## SET EXERCISE
All of the data below should be written out exactly.

## RECORD EXTRACTS
%%

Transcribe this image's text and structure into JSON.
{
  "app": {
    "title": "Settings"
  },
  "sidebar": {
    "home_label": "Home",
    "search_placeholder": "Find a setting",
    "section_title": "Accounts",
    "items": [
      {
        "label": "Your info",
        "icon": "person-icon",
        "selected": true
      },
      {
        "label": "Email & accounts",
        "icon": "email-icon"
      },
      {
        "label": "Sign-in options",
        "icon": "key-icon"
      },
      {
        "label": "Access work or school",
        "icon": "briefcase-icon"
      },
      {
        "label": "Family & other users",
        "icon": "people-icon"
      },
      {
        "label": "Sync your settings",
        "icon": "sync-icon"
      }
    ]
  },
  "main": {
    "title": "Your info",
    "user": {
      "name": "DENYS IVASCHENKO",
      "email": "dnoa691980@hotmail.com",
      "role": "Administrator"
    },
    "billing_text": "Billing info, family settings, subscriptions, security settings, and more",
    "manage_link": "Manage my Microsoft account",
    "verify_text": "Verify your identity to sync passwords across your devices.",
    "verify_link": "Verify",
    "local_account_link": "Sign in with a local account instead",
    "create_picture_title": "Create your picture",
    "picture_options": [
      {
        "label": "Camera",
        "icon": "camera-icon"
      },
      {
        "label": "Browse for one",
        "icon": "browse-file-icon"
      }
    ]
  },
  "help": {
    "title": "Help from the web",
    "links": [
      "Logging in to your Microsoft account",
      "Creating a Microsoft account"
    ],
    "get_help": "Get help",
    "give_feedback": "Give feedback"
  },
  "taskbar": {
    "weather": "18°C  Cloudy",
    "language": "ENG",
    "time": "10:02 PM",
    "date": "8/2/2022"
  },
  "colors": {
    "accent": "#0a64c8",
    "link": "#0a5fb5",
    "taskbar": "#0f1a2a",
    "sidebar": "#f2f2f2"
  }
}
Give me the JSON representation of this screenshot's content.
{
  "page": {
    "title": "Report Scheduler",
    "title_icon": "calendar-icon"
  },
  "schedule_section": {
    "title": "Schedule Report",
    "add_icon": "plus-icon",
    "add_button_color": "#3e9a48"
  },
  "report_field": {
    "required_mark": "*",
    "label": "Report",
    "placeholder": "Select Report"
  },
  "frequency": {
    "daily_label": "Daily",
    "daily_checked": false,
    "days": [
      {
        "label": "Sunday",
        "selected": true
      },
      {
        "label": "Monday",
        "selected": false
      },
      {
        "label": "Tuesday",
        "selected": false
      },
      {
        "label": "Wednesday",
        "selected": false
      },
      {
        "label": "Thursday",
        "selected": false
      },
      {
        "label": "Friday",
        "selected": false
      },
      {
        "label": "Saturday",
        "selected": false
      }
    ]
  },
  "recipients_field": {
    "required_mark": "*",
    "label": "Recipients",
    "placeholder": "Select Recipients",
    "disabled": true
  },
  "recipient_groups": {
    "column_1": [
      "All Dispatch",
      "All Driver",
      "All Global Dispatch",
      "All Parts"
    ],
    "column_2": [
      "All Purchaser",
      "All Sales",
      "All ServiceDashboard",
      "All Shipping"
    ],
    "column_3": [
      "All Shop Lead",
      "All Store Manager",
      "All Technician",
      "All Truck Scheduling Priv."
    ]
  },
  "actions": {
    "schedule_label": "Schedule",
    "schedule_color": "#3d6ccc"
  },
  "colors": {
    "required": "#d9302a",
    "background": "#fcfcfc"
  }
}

%%

## FINAL RESULT
Transcribe this image's text and structure into JSON.
{
  "app": {
    "title": "Settings"
  },
  "sidebar": {
    "home_label": "Home",
    "search_placeholder": "Find a setting",
    "section_title": "Accounts",
    "items": [
      {
        "label": "Your info",
        "icon": "person-icon",
        "selected": true
      },
      {
        "label": "Email & accounts",
        "icon": "email-icon"
      },
      {
        "label": "Sign-in options",
        "icon": "key-icon"
      },
      {
        "label": "Access work or school",
        "icon": "briefcase-icon"
      },
      {
        "label": "Family & other users",
        "icon": "people-icon"
      },
      {
        "label": "Sync your settings",
        "icon": "sync-icon"
      }
    ]
  },
  "main": {
    "title": "Your info",
    "user": {
      "name": "DENYS IVASCHENKO",
      "email": "dnoa691980@hotmail.com",
      "role": "Administrator"
    },
    "billing_text": "Billing info, family settings, subscriptions, security settings, and more",
    "manage_link": "Manage my Microsoft account",
    "verify_text": "Verify your identity to sync passwords across your devices.",
    "verify_link": "Verify",
    "local_account_link": "Sign in with a local account instead",
    "create_picture_title": "Create your picture",
    "picture_options": [
      {
        "label": "Camera",
        "icon": "camera-icon"
      },
      {
        "label": "Browse for one",
        "icon": "browse-file-icon"
      }
    ]
  },
  "help": {
    "title": "Help from the web",
    "links": [
      "Logging in to your Microsoft account",
      "Creating a Microsoft account"
    ],
    "get_help": "Get help",
    "give_feedback": "Give feedback"
  },
  "taskbar": {
    "weather": "18°C  Cloudy",
    "language": "ENG",
    "time": "10:02 PM",
    "date": "8/2/2022"
  },
  "colors": {
    "accent": "#0a64c8",
    "link": "#0a5fb5",
    "taskbar": "#0f1a2a",
    "sidebar": "#f2f2f2"
  }
}
Give me the JSON representation of this screenshot's content.
{
  "page": {
    "title": "Report Scheduler",
    "title_icon": "calendar-icon"
  },
  "schedule_section": {
    "title": "Schedule Report",
    "add_icon": "plus-icon",
    "add_button_color": "#3e9a48"
  },
  "report_field": {
    "required_mark": "*",
    "label": "Report",
    "placeholder": "Select Report"
  },
  "frequency": {
    "daily_label": "Daily",
    "daily_checked": false,
    "days": [
      {
        "label": "Sunday",
        "selected": true
      },
      {
        "label": "Monday",
        "selected": false
      },
      {
        "label": "Tuesday",
        "selected": false
      },
      {
        "label": "Wednesday",
        "selected": false
      },
      {
        "label": "Thursday",
        "selected": false
      },
      {
        "label": "Friday",
        "selected": false
      },
      {
        "label": "Saturday",
        "selected": false
      }
    ]
  },
  "recipients_field": {
    "required_mark": "*",
    "label": "Recipients",
    "placeholder": "Select Recipients",
    "disabled": true
  },
  "recipient_groups": {
    "column_1": [
      "All Dispatch",
      "All Driver",
      "All Global Dispatch",
      "All Parts"
    ],
    "column_2": [
      "All Purchaser",
      "All Sales",
      "All ServiceDashboard",
      "All Shipping"
    ],
    "column_3": [
      "All Shop Lead",
      "All Store Manager",
      "All Technician",
      "All Truck Scheduling Priv."
    ]
  },
  "actions": {
    "schedule_label": "Schedule",
    "schedule_color": "#3d6ccc"
  },
  "colors": {
    "required": "#d9302a",
    "background": "#fcfcfc"
  }
}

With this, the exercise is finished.